• **Dataset excerpt**
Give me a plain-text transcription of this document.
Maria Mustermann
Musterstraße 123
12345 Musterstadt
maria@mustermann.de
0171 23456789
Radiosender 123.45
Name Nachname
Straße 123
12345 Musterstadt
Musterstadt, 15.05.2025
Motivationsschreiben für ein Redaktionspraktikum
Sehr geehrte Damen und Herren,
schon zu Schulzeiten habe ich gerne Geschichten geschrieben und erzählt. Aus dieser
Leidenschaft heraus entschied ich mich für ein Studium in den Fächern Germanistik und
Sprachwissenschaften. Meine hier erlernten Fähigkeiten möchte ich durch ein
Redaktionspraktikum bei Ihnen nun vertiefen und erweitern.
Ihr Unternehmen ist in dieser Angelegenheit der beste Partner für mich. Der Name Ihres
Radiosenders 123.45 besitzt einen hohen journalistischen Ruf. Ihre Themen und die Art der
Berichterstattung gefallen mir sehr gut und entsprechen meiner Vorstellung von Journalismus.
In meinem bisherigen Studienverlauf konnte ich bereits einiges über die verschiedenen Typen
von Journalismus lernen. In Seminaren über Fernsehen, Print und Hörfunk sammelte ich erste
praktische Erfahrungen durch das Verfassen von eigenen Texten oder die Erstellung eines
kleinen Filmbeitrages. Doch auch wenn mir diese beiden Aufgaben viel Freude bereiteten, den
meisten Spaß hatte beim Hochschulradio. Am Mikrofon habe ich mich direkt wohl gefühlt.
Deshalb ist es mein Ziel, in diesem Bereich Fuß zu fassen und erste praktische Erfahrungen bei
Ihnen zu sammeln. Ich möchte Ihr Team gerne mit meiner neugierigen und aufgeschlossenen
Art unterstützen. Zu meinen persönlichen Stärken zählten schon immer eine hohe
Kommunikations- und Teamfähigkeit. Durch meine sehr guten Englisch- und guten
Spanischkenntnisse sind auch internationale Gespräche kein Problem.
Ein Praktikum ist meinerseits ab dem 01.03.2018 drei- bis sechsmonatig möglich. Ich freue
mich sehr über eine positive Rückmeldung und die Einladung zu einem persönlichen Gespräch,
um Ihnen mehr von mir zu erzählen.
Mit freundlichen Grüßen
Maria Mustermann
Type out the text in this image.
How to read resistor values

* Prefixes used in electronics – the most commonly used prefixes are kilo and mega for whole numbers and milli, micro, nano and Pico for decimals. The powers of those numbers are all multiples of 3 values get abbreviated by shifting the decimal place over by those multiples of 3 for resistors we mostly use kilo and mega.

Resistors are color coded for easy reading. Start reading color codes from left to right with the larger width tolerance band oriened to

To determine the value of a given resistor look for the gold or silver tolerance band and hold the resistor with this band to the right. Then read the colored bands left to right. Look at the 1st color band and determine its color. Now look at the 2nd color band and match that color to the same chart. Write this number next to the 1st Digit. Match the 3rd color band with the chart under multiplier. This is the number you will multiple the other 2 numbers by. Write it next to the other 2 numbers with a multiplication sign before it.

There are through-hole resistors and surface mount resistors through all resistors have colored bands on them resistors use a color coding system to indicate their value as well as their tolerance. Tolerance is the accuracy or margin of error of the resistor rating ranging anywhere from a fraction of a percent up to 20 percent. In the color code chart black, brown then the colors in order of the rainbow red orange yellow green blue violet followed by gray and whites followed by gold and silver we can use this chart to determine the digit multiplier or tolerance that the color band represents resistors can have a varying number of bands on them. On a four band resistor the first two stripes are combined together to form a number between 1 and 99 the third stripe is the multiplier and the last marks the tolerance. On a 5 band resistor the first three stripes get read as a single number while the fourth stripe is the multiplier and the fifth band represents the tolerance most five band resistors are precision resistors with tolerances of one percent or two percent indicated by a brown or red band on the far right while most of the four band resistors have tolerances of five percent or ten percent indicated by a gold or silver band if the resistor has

• **What is asked**
Each line holding "Erfahrungen" must be found and copied.

• **Full answer**
praktische Erfahrungen durch das Verfassen von eigenen Texten oder die Erstellung eines
Deshalb ist es mein Ziel, in diesem Bereich Fuß zu fassen und erste praktische Erfahrungen bei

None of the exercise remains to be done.